[A run of records]
········
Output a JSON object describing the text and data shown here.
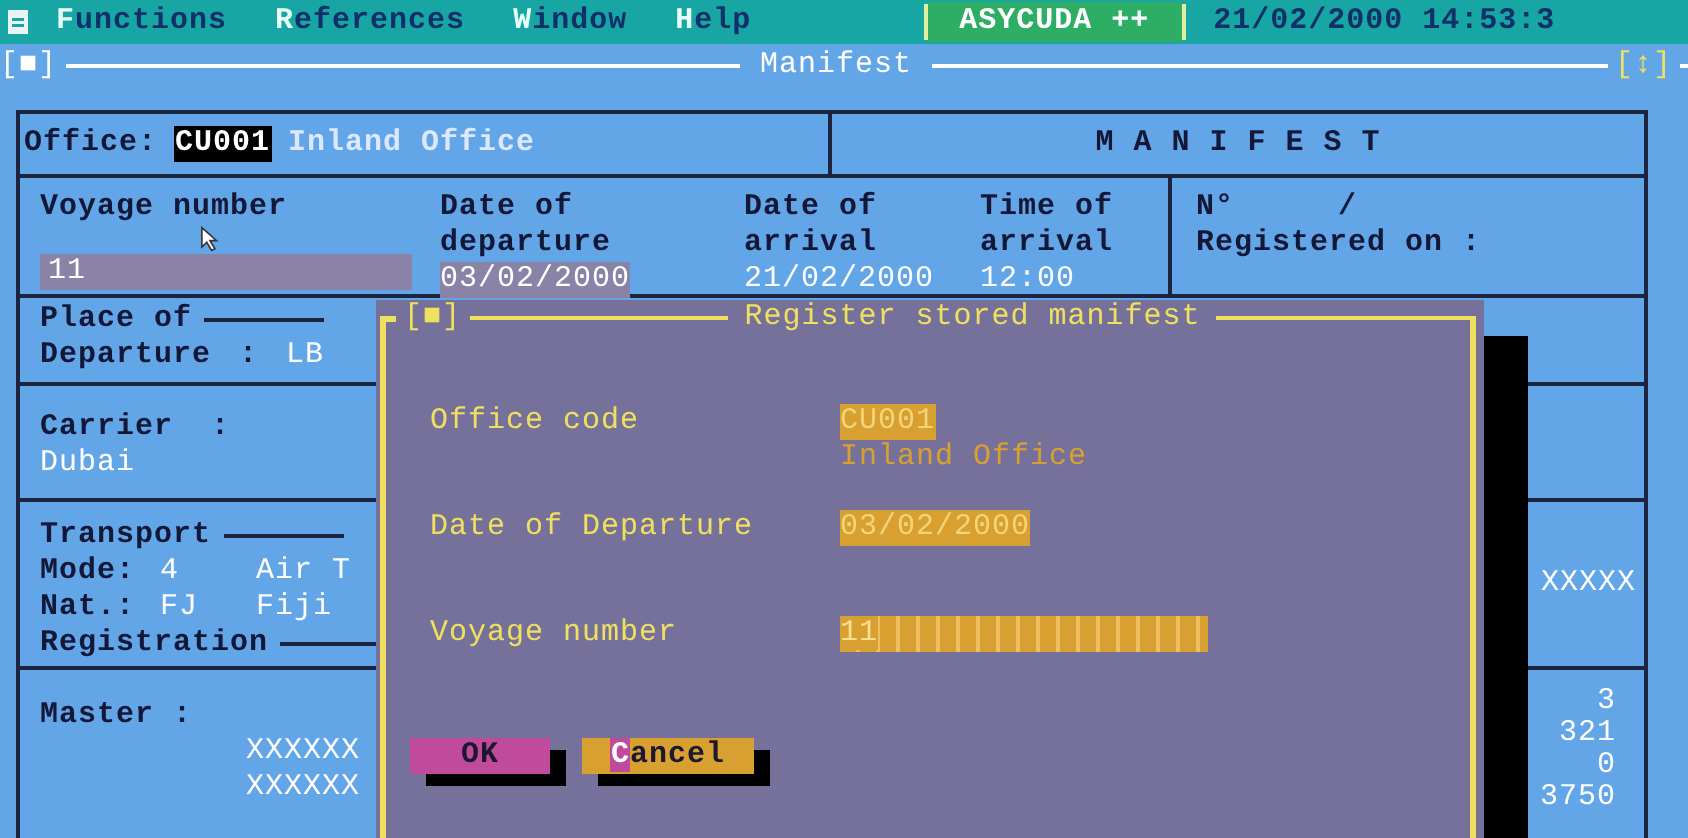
{
  "menu_bar": {
    "items": [
      {
        "label": "Functions"
      },
      {
        "label": "References"
      },
      {
        "label": "Window"
      },
      {
        "label": "Help"
      }
    ],
    "app_name": "ASYCUDA ++",
    "datetime": "21/02/2000 14:53:3"
  },
  "window": {
    "title": "Manifest",
    "left_control": "[■]",
    "right_control": "[↕]"
  },
  "header": {
    "office_label": "Office:",
    "office_code": "CU001",
    "office_name": "Inland Office",
    "form_title": "M A N I F E S T"
  },
  "voyage": {
    "columns": [
      {
        "label_lines": [
          "Voyage number"
        ],
        "value": "11",
        "kind": "field"
      },
      {
        "label_lines": [
          "Date of",
          "departure"
        ],
        "value": "03/02/2000",
        "kind": "field"
      },
      {
        "label_lines": [
          "Date of",
          "arrival"
        ],
        "value": "21/02/2000",
        "kind": "text"
      },
      {
        "label_lines": [
          "Time of",
          "arrival"
        ],
        "value": "12:00",
        "kind": "text"
      }
    ],
    "registration": {
      "number_label": "N°",
      "separator": "/",
      "registered_label": "Registered on :"
    }
  },
  "place_of_departure": {
    "legend": "Place of",
    "label": "Departure",
    "colon": ":",
    "value": "LB"
  },
  "carrier": {
    "label": "Carrier  :",
    "value": "Dubai"
  },
  "transport": {
    "legend": "Transport",
    "mode_label": "Mode:",
    "mode_code": "4",
    "mode_name": "Air T",
    "nationality_label": "Nat.:",
    "nationality_code": "FJ",
    "nationality_name": "Fiji",
    "registration_legend": "Registration",
    "registration_value": "XXXXX"
  },
  "master": {
    "label": "Master :",
    "lines": [
      "XXXXXX",
      "XXXXXX"
    ]
  },
  "totals": [
    "3",
    "321",
    "0",
    "3750"
  ],
  "dialog": {
    "control": "[■]",
    "title": "Register stored manifest",
    "fields": [
      {
        "label": "Office code",
        "value": "CU001",
        "detail": "Inland Office"
      },
      {
        "label": "Date of Departure",
        "value": "03/02/2000"
      },
      {
        "label": "Voyage number",
        "value": "11",
        "kind": "long"
      }
    ],
    "buttons": [
      {
        "label": "OK",
        "kind": "primary"
      },
      {
        "label": "Cancel",
        "kind": "hotkey"
      }
    ]
  }
}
········
### Directions:
Quote the data exactly, leaving every image out of the copy.

### Problem solution:
Output a JSON object describing the text and data shown here.
{
  "menu_bar": {
    "items": [
      {
        "label": "Functions"
      },
      {
        "label": "References"
      },
      {
        "label": "Window"
      },
      {
        "label": "Help"
      }
    ],
    "app_name": "ASYCUDA ++",
    "datetime": "21/02/2000 14:53:3"
  },
  "window": {
    "title": "Manifest",
    "left_control": "[■]",
    "right_control": "[↕]"
  },
  "header": {
    "office_label": "Office:",
    "office_code": "CU001",
    "office_name": "Inland Office",
    "form_title": "M A N I F E S T"
  },
  "voyage": {
    "columns": [
      {
        "label_lines": [
          "Voyage number"
        ],
        "value": "11",
        "kind": "field"
      },
      {
        "label_lines": [
          "Date of",
          "departure"
        ],
        "value": "03/02/2000",
        "kind": "field"
      },
      {
        "label_lines": [
          "Date of",
          "arrival"
        ],
        "value": "21/02/2000",
        "kind": "text"
      },
      {
        "label_lines": [
          "Time of",
          "arrival"
        ],
        "value": "12:00",
        "kind": "text"
      }
    ],
    "registration": {
      "number_label": "N°",
      "separator": "/",
      "registered_label": "Registered on :"
    }
  },
  "place_of_departure": {
    "legend": "Place of",
    "label": "Departure",
    "colon": ":",
    "value": "LB"
  },
  "carrier": {
    "label": "Carrier  :",
    "value": "Dubai"
  },
  "transport": {
    "legend": "Transport",
    "mode_label": "Mode:",
    "mode_code": "4",
    "mode_name": "Air T",
    "nationality_label": "Nat.:",
    "nationality_code": "FJ",
    "nationality_name": "Fiji",
    "registration_legend": "Registration",
    "registration_value": "XXXXX"
  },
  "master": {
    "label": "Master :",
    "lines": [
      "XXXXXX",
      "XXXXXX"
    ]
  },
  "totals": [
    "3",
    "321",
    "0",
    "3750"
  ],
  "dialog": {
    "control": "[■]",
    "title": "Register stored manifest",
    "fields": [
      {
        "label": "Office code",
        "value": "CU001",
        "detail": "Inland Office"
      },
      {
        "label": "Date of Departure",
        "value": "03/02/2000"
      },
      {
        "label": "Voyage number",
        "value": "11",
        "kind": "long"
      }
    ],
    "buttons": [
      {
        "label": "OK",
        "kind": "primary"
      },
      {
        "label": "Cancel",
        "kind": "hotkey"
      }
    ]
  }
}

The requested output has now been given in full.